(Entries taken from a collection)
================

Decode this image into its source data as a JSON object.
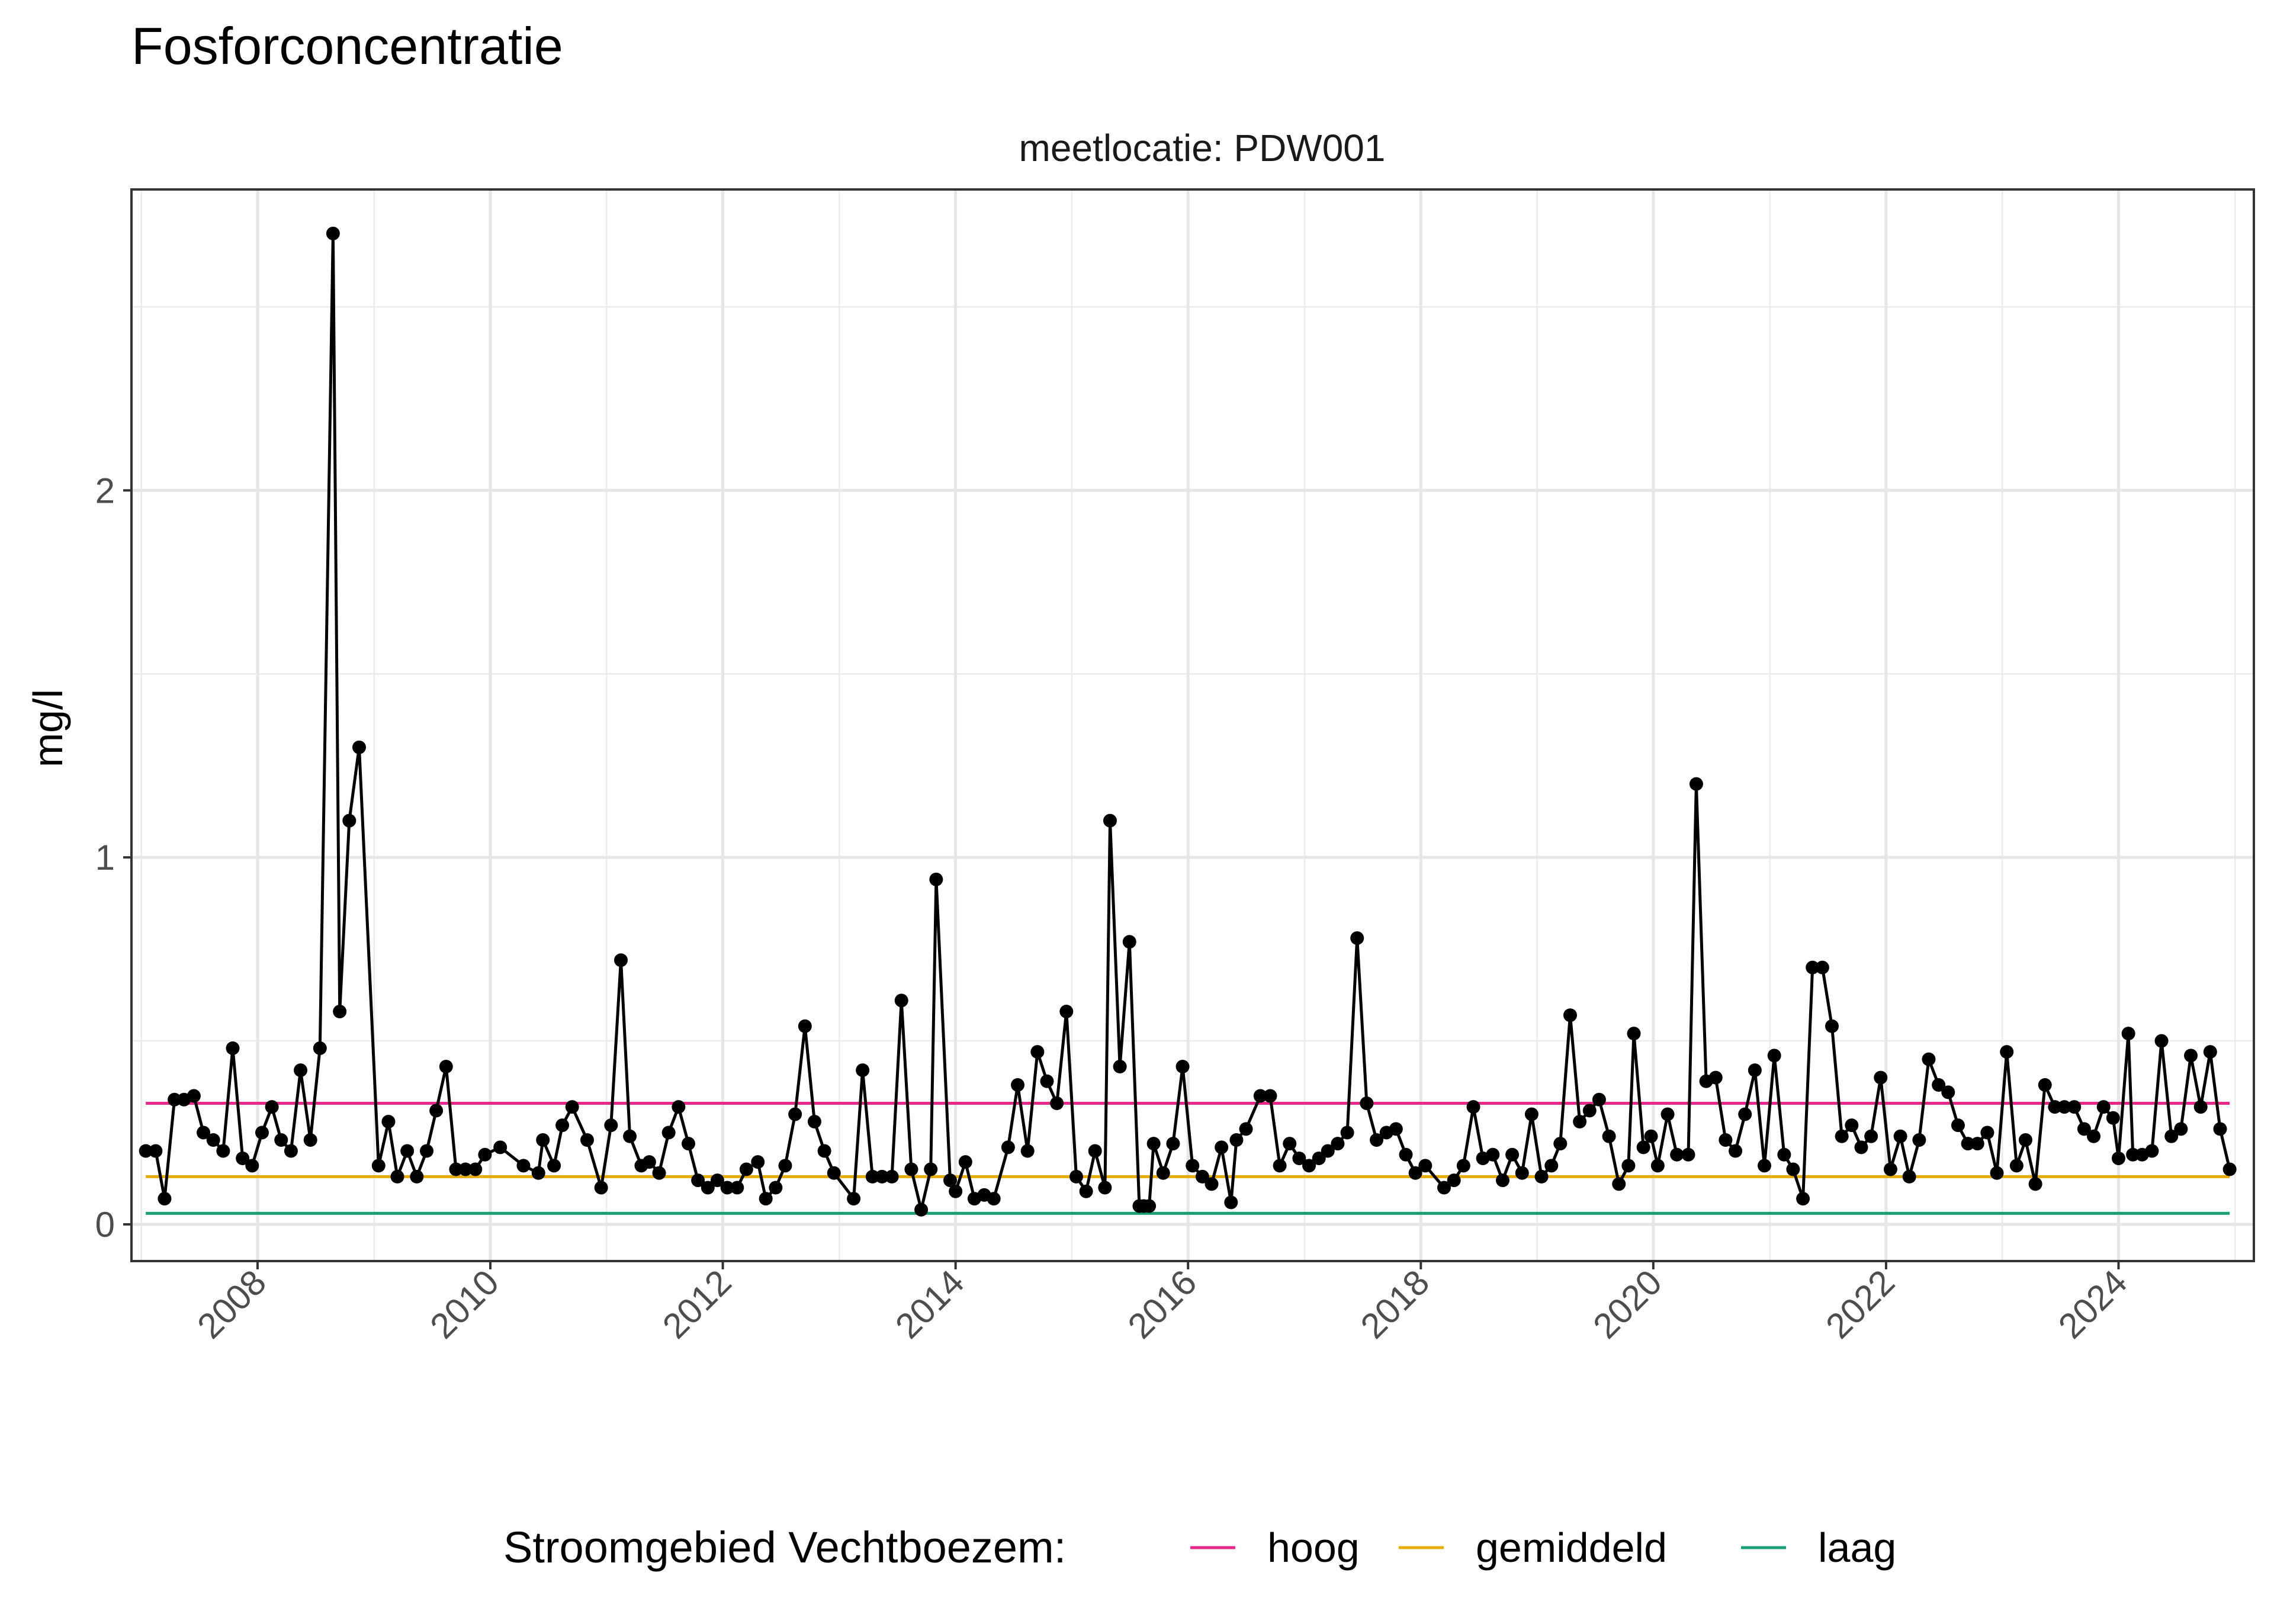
{
  "chart_data": {
    "type": "line",
    "title": "Fosforconcentratie",
    "subtitle": "meetlocatie: PDW001",
    "ylabel": "mg/l",
    "xlabel": "",
    "xlim": [
      "2006-12-01",
      "2025-03-01"
    ],
    "ylim": [
      -0.1,
      2.82
    ],
    "x_ticks": [
      "2008",
      "2010",
      "2012",
      "2014",
      "2016",
      "2018",
      "2020",
      "2022",
      "2024"
    ],
    "y_ticks": [
      "0",
      "1",
      "2"
    ],
    "grid": true,
    "legend": {
      "position": "bottom",
      "title": "Stroomgebied Vechtboezem:",
      "entries": [
        {
          "label": "hoog",
          "color": "#e7298a"
        },
        {
          "label": "gemiddeld",
          "color": "#e6ab02"
        },
        {
          "label": "laag",
          "color": "#1b9e77"
        }
      ]
    },
    "reference_lines": [
      {
        "name": "hoog",
        "value": 0.33,
        "x_range": [
          "2007-01-15",
          "2024-12-15"
        ],
        "color": "#e7298a"
      },
      {
        "name": "gemiddeld",
        "value": 0.13,
        "x_range": [
          "2007-01-15",
          "2024-12-15"
        ],
        "color": "#e6ab02"
      },
      {
        "name": "laag",
        "value": 0.03,
        "x_range": [
          "2007-01-15",
          "2024-12-15"
        ],
        "color": "#1b9e77"
      }
    ],
    "series": [
      {
        "color": "#000000",
        "points": [
          [
            "2007-01-15",
            0.2
          ],
          [
            "2007-02-15",
            0.2
          ],
          [
            "2007-03-15",
            0.07
          ],
          [
            "2007-04-15",
            0.34
          ],
          [
            "2007-05-15",
            0.34
          ],
          [
            "2007-06-15",
            0.35
          ],
          [
            "2007-07-15",
            0.25
          ],
          [
            "2007-08-15",
            0.23
          ],
          [
            "2007-09-15",
            0.2
          ],
          [
            "2007-10-15",
            0.48
          ],
          [
            "2007-11-15",
            0.18
          ],
          [
            "2007-12-15",
            0.16
          ],
          [
            "2008-01-15",
            0.25
          ],
          [
            "2008-02-15",
            0.32
          ],
          [
            "2008-03-15",
            0.23
          ],
          [
            "2008-04-15",
            0.2
          ],
          [
            "2008-05-15",
            0.42
          ],
          [
            "2008-06-15",
            0.23
          ],
          [
            "2008-07-15",
            0.48
          ],
          [
            "2008-08-25",
            2.7
          ],
          [
            "2008-09-15",
            0.58
          ],
          [
            "2008-10-15",
            1.1
          ],
          [
            "2008-11-15",
            1.3
          ],
          [
            "2009-01-15",
            0.16
          ],
          [
            "2009-02-15",
            0.28
          ],
          [
            "2009-03-15",
            0.13
          ],
          [
            "2009-04-15",
            0.2
          ],
          [
            "2009-05-15",
            0.13
          ],
          [
            "2009-06-15",
            0.2
          ],
          [
            "2009-07-15",
            0.31
          ],
          [
            "2009-08-15",
            0.43
          ],
          [
            "2009-09-15",
            0.15
          ],
          [
            "2009-10-15",
            0.15
          ],
          [
            "2009-11-15",
            0.15
          ],
          [
            "2009-12-15",
            0.19
          ],
          [
            "2010-02-01",
            0.21
          ],
          [
            "2010-04-15",
            0.16
          ],
          [
            "2010-06-01",
            0.14
          ],
          [
            "2010-06-15",
            0.23
          ],
          [
            "2010-07-20",
            0.16
          ],
          [
            "2010-08-15",
            0.27
          ],
          [
            "2010-09-15",
            0.32
          ],
          [
            "2010-11-01",
            0.23
          ],
          [
            "2010-12-15",
            0.1
          ],
          [
            "2011-01-15",
            0.27
          ],
          [
            "2011-02-15",
            0.72
          ],
          [
            "2011-03-15",
            0.24
          ],
          [
            "2011-04-20",
            0.16
          ],
          [
            "2011-05-15",
            0.17
          ],
          [
            "2011-06-15",
            0.14
          ],
          [
            "2011-07-15",
            0.25
          ],
          [
            "2011-08-15",
            0.32
          ],
          [
            "2011-09-15",
            0.22
          ],
          [
            "2011-10-15",
            0.12
          ],
          [
            "2011-11-15",
            0.1
          ],
          [
            "2011-12-15",
            0.12
          ],
          [
            "2012-01-15",
            0.1
          ],
          [
            "2012-02-15",
            0.1
          ],
          [
            "2012-03-15",
            0.15
          ],
          [
            "2012-04-20",
            0.17
          ],
          [
            "2012-05-15",
            0.07
          ],
          [
            "2012-06-15",
            0.1
          ],
          [
            "2012-07-15",
            0.16
          ],
          [
            "2012-08-15",
            0.3
          ],
          [
            "2012-09-15",
            0.54
          ],
          [
            "2012-10-15",
            0.28
          ],
          [
            "2012-11-15",
            0.2
          ],
          [
            "2012-12-15",
            0.14
          ],
          [
            "2013-02-15",
            0.07
          ],
          [
            "2013-03-15",
            0.42
          ],
          [
            "2013-04-15",
            0.13
          ],
          [
            "2013-05-15",
            0.13
          ],
          [
            "2013-06-15",
            0.13
          ],
          [
            "2013-07-15",
            0.61
          ],
          [
            "2013-08-15",
            0.15
          ],
          [
            "2013-09-15",
            0.04
          ],
          [
            "2013-10-15",
            0.15
          ],
          [
            "2013-11-01",
            0.94
          ],
          [
            "2013-12-15",
            0.12
          ],
          [
            "2014-01-01",
            0.09
          ],
          [
            "2014-02-01",
            0.17
          ],
          [
            "2014-03-01",
            0.07
          ],
          [
            "2014-04-01",
            0.08
          ],
          [
            "2014-05-01",
            0.07
          ],
          [
            "2014-06-15",
            0.21
          ],
          [
            "2014-07-15",
            0.38
          ],
          [
            "2014-08-15",
            0.2
          ],
          [
            "2014-09-15",
            0.47
          ],
          [
            "2014-10-15",
            0.39
          ],
          [
            "2014-11-15",
            0.33
          ],
          [
            "2014-12-15",
            0.58
          ],
          [
            "2015-01-15",
            0.13
          ],
          [
            "2015-02-15",
            0.09
          ],
          [
            "2015-03-15",
            0.2
          ],
          [
            "2015-04-15",
            0.1
          ],
          [
            "2015-05-01",
            1.1
          ],
          [
            "2015-06-01",
            0.43
          ],
          [
            "2015-07-01",
            0.77
          ],
          [
            "2015-08-01",
            0.05
          ],
          [
            "2015-08-15",
            0.05
          ],
          [
            "2015-09-01",
            0.05
          ],
          [
            "2015-09-15",
            0.22
          ],
          [
            "2015-10-15",
            0.14
          ],
          [
            "2015-11-15",
            0.22
          ],
          [
            "2015-12-15",
            0.43
          ],
          [
            "2016-01-15",
            0.16
          ],
          [
            "2016-02-15",
            0.13
          ],
          [
            "2016-03-15",
            0.11
          ],
          [
            "2016-04-15",
            0.21
          ],
          [
            "2016-05-15",
            0.06
          ],
          [
            "2016-06-01",
            0.23
          ],
          [
            "2016-07-01",
            0.26
          ],
          [
            "2016-08-15",
            0.35
          ],
          [
            "2016-09-15",
            0.35
          ],
          [
            "2016-10-15",
            0.16
          ],
          [
            "2016-11-15",
            0.22
          ],
          [
            "2016-12-15",
            0.18
          ],
          [
            "2017-01-15",
            0.16
          ],
          [
            "2017-02-15",
            0.18
          ],
          [
            "2017-03-15",
            0.2
          ],
          [
            "2017-04-15",
            0.22
          ],
          [
            "2017-05-15",
            0.25
          ],
          [
            "2017-06-15",
            0.78
          ],
          [
            "2017-07-15",
            0.33
          ],
          [
            "2017-08-15",
            0.23
          ],
          [
            "2017-09-15",
            0.25
          ],
          [
            "2017-10-15",
            0.26
          ],
          [
            "2017-11-15",
            0.19
          ],
          [
            "2017-12-15",
            0.14
          ],
          [
            "2018-01-15",
            0.16
          ],
          [
            "2018-03-15",
            0.1
          ],
          [
            "2018-04-15",
            0.12
          ],
          [
            "2018-05-15",
            0.16
          ],
          [
            "2018-06-15",
            0.32
          ],
          [
            "2018-07-15",
            0.18
          ],
          [
            "2018-08-15",
            0.19
          ],
          [
            "2018-09-15",
            0.12
          ],
          [
            "2018-10-15",
            0.19
          ],
          [
            "2018-11-15",
            0.14
          ],
          [
            "2018-12-15",
            0.3
          ],
          [
            "2019-01-15",
            0.13
          ],
          [
            "2019-02-15",
            0.16
          ],
          [
            "2019-03-15",
            0.22
          ],
          [
            "2019-04-15",
            0.57
          ],
          [
            "2019-05-15",
            0.28
          ],
          [
            "2019-06-15",
            0.31
          ],
          [
            "2019-07-15",
            0.34
          ],
          [
            "2019-08-15",
            0.24
          ],
          [
            "2019-09-15",
            0.11
          ],
          [
            "2019-10-15",
            0.16
          ],
          [
            "2019-11-01",
            0.52
          ],
          [
            "2019-12-01",
            0.21
          ],
          [
            "2019-12-25",
            0.24
          ],
          [
            "2020-01-15",
            0.16
          ],
          [
            "2020-02-15",
            0.3
          ],
          [
            "2020-03-15",
            0.19
          ],
          [
            "2020-04-20",
            0.19
          ],
          [
            "2020-05-15",
            1.2
          ],
          [
            "2020-06-15",
            0.39
          ],
          [
            "2020-07-15",
            0.4
          ],
          [
            "2020-08-15",
            0.23
          ],
          [
            "2020-09-15",
            0.2
          ],
          [
            "2020-10-15",
            0.3
          ],
          [
            "2020-11-15",
            0.42
          ],
          [
            "2020-12-15",
            0.16
          ],
          [
            "2021-01-15",
            0.46
          ],
          [
            "2021-02-15",
            0.19
          ],
          [
            "2021-03-15",
            0.15
          ],
          [
            "2021-04-15",
            0.07
          ],
          [
            "2021-05-15",
            0.7
          ],
          [
            "2021-06-15",
            0.7
          ],
          [
            "2021-07-15",
            0.54
          ],
          [
            "2021-08-15",
            0.24
          ],
          [
            "2021-09-15",
            0.27
          ],
          [
            "2021-10-15",
            0.21
          ],
          [
            "2021-11-15",
            0.24
          ],
          [
            "2021-12-15",
            0.4
          ],
          [
            "2022-01-15",
            0.15
          ],
          [
            "2022-02-15",
            0.24
          ],
          [
            "2022-03-15",
            0.13
          ],
          [
            "2022-04-15",
            0.23
          ],
          [
            "2022-05-15",
            0.45
          ],
          [
            "2022-06-15",
            0.38
          ],
          [
            "2022-07-15",
            0.36
          ],
          [
            "2022-08-15",
            0.27
          ],
          [
            "2022-09-15",
            0.22
          ],
          [
            "2022-10-15",
            0.22
          ],
          [
            "2022-11-15",
            0.25
          ],
          [
            "2022-12-15",
            0.14
          ],
          [
            "2023-01-15",
            0.47
          ],
          [
            "2023-02-15",
            0.16
          ],
          [
            "2023-03-15",
            0.23
          ],
          [
            "2023-04-15",
            0.11
          ],
          [
            "2023-05-15",
            0.38
          ],
          [
            "2023-06-15",
            0.32
          ],
          [
            "2023-07-15",
            0.32
          ],
          [
            "2023-08-15",
            0.32
          ],
          [
            "2023-09-15",
            0.26
          ],
          [
            "2023-10-15",
            0.24
          ],
          [
            "2023-11-15",
            0.32
          ],
          [
            "2023-12-15",
            0.29
          ],
          [
            "2024-01-01",
            0.18
          ],
          [
            "2024-02-01",
            0.52
          ],
          [
            "2024-02-15",
            0.19
          ],
          [
            "2024-03-15",
            0.19
          ],
          [
            "2024-04-15",
            0.2
          ],
          [
            "2024-05-15",
            0.5
          ],
          [
            "2024-06-15",
            0.24
          ],
          [
            "2024-07-15",
            0.26
          ],
          [
            "2024-08-15",
            0.46
          ],
          [
            "2024-09-15",
            0.32
          ],
          [
            "2024-10-15",
            0.47
          ],
          [
            "2024-11-15",
            0.26
          ],
          [
            "2024-12-15",
            0.15
          ]
        ]
      }
    ]
  }
}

================

Task prompt – Show every line in the records above that contains the word "color".

Solved problem –
          "color": "#e7298a"
          "color": "#e6ab02"
          "color": "#1b9e77"
        "color": "#e7298a"
        "color": "#e6ab02"
        "color": "#1b9e77"
        "color": "#000000",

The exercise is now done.